→ GIVEN REQUEST:
Show every line containing "title" by copying it.

· · · ·

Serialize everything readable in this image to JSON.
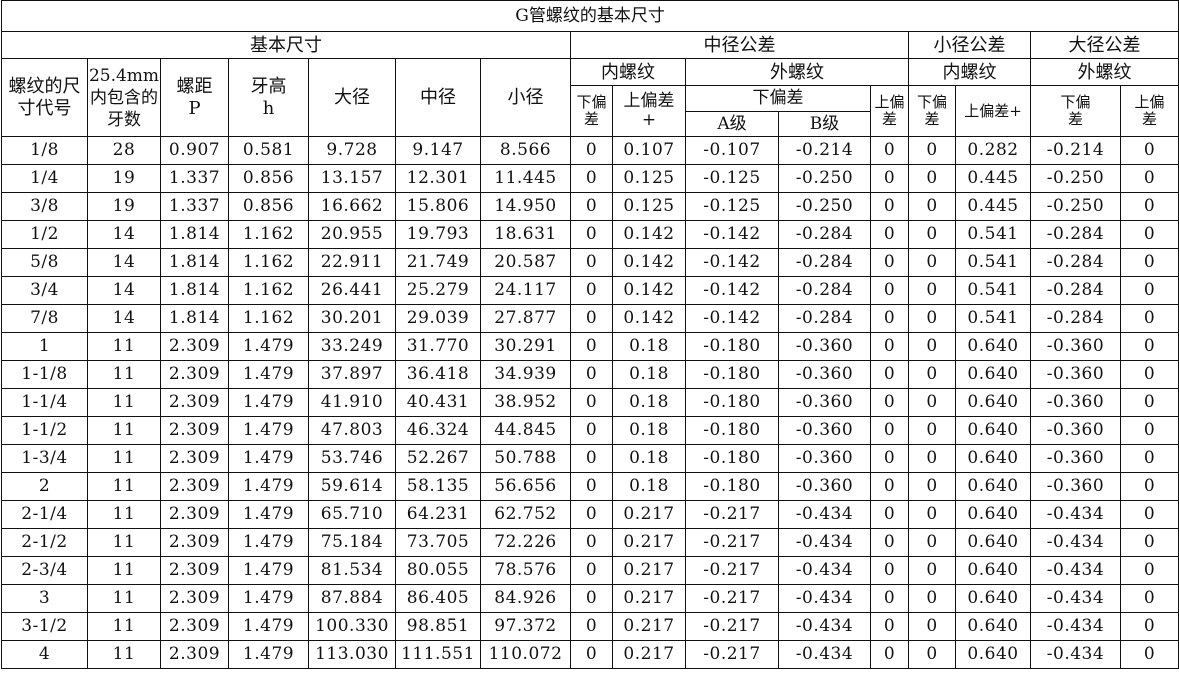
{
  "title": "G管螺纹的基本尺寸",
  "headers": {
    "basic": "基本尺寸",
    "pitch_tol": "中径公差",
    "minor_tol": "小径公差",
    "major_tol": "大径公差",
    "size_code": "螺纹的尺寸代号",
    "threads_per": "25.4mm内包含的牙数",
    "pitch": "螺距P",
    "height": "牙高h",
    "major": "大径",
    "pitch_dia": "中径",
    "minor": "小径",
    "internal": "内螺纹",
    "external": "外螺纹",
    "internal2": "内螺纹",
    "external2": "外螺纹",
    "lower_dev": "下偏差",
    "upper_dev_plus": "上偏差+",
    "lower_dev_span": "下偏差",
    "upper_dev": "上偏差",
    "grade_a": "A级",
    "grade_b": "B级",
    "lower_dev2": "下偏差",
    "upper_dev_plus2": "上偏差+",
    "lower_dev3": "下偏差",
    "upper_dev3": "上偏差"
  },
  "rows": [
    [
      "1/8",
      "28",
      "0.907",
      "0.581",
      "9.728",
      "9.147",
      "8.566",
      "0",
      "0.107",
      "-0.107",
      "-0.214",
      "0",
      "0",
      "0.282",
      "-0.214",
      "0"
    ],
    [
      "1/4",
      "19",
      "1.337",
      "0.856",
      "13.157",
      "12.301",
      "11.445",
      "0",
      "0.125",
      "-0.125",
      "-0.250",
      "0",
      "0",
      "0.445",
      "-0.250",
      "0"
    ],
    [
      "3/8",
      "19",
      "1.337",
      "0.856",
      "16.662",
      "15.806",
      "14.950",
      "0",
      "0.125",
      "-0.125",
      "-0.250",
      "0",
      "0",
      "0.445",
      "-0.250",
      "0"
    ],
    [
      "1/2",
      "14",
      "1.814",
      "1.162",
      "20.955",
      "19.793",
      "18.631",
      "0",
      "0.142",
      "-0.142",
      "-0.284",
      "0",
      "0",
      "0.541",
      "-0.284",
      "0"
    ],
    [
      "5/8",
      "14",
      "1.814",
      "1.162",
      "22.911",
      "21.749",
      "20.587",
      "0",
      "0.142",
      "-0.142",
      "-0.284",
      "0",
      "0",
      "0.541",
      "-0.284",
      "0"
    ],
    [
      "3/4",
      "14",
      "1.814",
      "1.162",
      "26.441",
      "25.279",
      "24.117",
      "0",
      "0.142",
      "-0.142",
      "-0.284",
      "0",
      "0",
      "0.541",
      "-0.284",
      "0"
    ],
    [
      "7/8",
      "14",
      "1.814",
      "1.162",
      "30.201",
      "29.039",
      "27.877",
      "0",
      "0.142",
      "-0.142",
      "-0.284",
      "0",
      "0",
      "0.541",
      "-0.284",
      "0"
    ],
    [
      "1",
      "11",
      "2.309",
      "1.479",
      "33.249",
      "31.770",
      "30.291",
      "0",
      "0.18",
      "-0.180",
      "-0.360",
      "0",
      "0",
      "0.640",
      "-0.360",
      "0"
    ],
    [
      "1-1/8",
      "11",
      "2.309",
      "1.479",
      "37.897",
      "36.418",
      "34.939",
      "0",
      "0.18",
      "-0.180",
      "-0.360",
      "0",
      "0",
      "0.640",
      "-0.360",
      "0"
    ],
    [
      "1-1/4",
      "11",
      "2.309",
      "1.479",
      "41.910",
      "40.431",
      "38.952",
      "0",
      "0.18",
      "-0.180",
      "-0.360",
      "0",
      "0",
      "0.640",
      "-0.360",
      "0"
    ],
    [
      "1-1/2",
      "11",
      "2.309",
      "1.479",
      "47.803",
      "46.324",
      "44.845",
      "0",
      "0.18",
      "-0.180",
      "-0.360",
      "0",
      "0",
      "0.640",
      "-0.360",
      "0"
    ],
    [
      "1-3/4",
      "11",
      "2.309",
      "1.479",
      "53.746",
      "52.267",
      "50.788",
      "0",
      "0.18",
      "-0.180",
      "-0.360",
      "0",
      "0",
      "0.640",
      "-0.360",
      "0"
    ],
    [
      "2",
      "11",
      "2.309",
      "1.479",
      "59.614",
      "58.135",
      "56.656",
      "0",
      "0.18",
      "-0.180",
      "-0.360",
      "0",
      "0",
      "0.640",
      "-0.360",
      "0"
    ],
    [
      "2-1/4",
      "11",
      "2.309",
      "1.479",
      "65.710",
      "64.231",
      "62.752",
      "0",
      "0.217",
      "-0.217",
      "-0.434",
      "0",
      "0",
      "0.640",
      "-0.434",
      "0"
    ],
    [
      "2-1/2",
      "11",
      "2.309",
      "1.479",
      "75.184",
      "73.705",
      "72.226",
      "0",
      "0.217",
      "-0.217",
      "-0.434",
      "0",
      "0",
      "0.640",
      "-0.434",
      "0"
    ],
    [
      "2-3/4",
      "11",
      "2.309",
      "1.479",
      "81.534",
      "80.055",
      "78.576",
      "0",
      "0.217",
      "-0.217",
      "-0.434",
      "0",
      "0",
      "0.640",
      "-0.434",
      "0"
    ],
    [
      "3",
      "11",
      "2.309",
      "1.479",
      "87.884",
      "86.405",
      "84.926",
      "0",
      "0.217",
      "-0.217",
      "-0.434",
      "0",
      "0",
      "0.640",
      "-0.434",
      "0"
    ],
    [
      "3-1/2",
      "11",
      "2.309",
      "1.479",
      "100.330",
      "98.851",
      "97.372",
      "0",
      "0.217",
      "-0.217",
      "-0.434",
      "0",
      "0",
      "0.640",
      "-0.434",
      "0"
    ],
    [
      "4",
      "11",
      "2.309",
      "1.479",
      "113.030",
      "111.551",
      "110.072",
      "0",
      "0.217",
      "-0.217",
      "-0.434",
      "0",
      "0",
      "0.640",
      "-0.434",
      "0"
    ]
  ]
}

· · · ·

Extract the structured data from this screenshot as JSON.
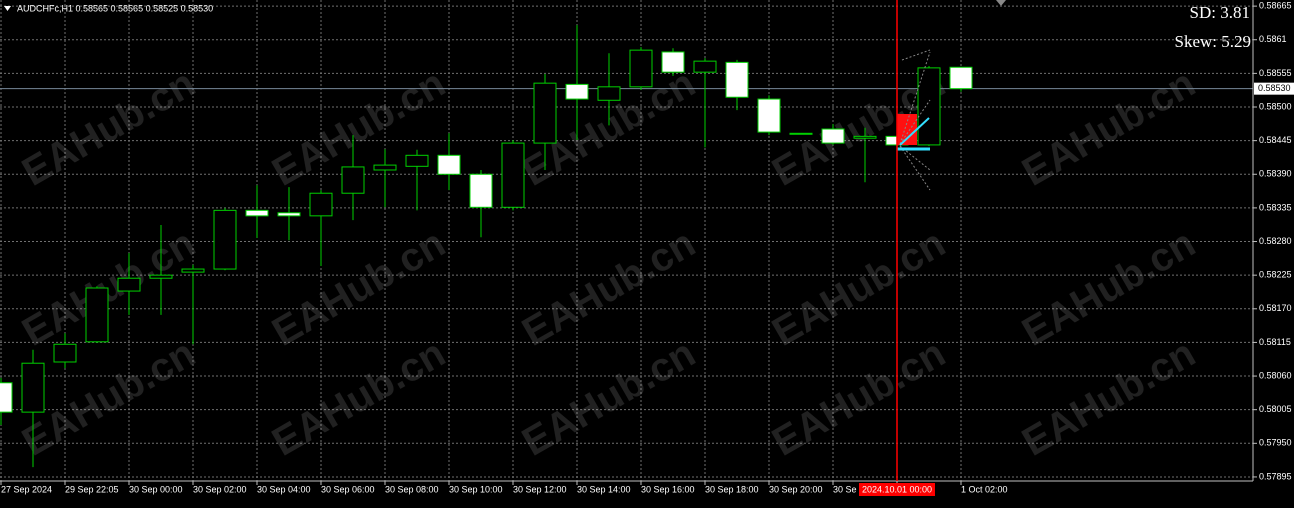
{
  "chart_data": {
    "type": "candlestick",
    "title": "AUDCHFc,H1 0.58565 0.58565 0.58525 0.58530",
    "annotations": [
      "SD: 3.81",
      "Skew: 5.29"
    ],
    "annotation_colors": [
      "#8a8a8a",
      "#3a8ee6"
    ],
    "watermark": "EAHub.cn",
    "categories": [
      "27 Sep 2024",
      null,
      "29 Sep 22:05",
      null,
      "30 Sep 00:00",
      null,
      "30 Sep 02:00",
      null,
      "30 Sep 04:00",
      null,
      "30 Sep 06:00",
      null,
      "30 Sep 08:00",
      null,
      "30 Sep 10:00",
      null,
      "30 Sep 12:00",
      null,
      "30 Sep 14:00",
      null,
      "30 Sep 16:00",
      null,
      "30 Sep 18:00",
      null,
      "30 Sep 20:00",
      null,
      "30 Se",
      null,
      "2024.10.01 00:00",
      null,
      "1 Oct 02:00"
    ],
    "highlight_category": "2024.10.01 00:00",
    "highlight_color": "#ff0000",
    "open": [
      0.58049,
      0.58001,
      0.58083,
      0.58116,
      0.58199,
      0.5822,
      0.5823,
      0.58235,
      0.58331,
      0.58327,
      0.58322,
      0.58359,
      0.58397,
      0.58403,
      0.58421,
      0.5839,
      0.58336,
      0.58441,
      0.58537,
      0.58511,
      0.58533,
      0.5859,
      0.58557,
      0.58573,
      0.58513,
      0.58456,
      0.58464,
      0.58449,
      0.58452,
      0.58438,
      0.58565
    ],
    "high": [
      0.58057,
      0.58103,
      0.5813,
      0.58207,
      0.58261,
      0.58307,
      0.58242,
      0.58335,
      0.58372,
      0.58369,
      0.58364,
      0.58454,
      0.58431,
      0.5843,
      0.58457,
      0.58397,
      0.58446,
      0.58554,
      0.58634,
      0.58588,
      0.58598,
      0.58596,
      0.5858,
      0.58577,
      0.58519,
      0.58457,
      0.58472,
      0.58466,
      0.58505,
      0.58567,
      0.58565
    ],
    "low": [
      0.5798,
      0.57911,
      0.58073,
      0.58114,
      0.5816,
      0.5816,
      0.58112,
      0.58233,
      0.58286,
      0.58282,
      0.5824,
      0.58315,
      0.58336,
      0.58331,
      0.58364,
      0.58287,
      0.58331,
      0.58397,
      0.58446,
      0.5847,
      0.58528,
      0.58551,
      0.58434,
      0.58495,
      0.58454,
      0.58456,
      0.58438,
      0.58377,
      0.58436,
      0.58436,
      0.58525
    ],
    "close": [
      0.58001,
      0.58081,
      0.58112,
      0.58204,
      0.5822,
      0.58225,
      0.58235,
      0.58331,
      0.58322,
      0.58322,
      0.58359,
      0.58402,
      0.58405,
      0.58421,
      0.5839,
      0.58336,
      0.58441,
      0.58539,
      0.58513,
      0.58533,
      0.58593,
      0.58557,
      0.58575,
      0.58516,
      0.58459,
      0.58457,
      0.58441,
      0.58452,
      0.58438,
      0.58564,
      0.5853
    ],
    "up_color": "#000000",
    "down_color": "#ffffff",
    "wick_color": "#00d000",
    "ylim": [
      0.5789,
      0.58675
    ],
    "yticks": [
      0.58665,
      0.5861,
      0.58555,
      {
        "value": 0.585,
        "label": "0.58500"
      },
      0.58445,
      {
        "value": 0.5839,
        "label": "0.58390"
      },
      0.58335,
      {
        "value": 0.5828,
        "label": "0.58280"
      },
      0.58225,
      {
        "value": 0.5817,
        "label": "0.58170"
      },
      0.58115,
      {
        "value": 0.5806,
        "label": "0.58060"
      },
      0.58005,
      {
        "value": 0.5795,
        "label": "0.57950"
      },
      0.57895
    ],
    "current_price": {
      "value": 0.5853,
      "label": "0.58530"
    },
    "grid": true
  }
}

· · · ·

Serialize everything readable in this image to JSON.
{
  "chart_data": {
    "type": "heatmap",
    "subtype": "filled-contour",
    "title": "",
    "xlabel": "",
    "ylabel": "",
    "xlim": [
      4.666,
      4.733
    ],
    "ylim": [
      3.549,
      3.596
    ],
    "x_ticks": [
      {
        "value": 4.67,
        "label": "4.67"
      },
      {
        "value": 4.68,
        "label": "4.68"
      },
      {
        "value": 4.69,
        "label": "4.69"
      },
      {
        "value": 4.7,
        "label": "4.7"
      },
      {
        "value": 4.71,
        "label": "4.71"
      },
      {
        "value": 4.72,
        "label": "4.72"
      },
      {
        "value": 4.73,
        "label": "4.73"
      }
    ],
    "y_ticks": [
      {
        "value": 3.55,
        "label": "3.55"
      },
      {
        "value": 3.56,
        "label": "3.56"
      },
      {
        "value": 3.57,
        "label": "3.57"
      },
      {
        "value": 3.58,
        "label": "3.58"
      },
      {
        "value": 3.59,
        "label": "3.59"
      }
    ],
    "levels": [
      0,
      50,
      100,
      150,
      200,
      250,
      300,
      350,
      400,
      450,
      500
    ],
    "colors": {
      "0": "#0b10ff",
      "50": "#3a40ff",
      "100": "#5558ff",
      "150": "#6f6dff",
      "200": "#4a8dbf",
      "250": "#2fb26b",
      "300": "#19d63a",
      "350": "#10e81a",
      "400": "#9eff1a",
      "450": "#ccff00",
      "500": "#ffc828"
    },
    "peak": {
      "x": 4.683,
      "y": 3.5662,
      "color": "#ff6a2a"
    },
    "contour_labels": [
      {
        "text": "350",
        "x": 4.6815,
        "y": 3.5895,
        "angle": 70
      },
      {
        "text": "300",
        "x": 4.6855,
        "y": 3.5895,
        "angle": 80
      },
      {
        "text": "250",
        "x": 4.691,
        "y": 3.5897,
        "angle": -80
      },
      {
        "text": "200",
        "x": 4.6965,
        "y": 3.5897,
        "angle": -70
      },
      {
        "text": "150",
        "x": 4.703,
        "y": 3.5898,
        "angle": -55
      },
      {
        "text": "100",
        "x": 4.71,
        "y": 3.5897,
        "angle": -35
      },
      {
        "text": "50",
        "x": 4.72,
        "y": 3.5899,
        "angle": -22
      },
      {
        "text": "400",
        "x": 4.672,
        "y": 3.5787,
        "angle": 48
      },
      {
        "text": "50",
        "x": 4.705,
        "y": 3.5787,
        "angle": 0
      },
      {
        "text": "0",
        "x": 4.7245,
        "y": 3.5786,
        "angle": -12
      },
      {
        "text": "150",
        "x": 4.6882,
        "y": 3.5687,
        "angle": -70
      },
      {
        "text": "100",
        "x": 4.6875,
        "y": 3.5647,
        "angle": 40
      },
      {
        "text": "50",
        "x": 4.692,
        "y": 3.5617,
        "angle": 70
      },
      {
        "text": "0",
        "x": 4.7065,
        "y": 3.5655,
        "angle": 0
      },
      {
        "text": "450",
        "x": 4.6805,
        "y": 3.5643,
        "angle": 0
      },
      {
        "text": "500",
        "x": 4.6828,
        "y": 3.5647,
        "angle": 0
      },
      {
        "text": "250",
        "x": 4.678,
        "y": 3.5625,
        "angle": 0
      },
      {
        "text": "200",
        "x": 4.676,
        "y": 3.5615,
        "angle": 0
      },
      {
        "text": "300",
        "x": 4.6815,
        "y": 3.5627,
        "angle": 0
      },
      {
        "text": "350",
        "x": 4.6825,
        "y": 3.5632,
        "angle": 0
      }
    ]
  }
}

· · · ·

→ TASK OUTPUT:
  "title": "G管螺纹的基本尺寸",
    "title": "AUDCHFc,H1 0.58565 0.58565 0.58525 0.58530",
    "title": "",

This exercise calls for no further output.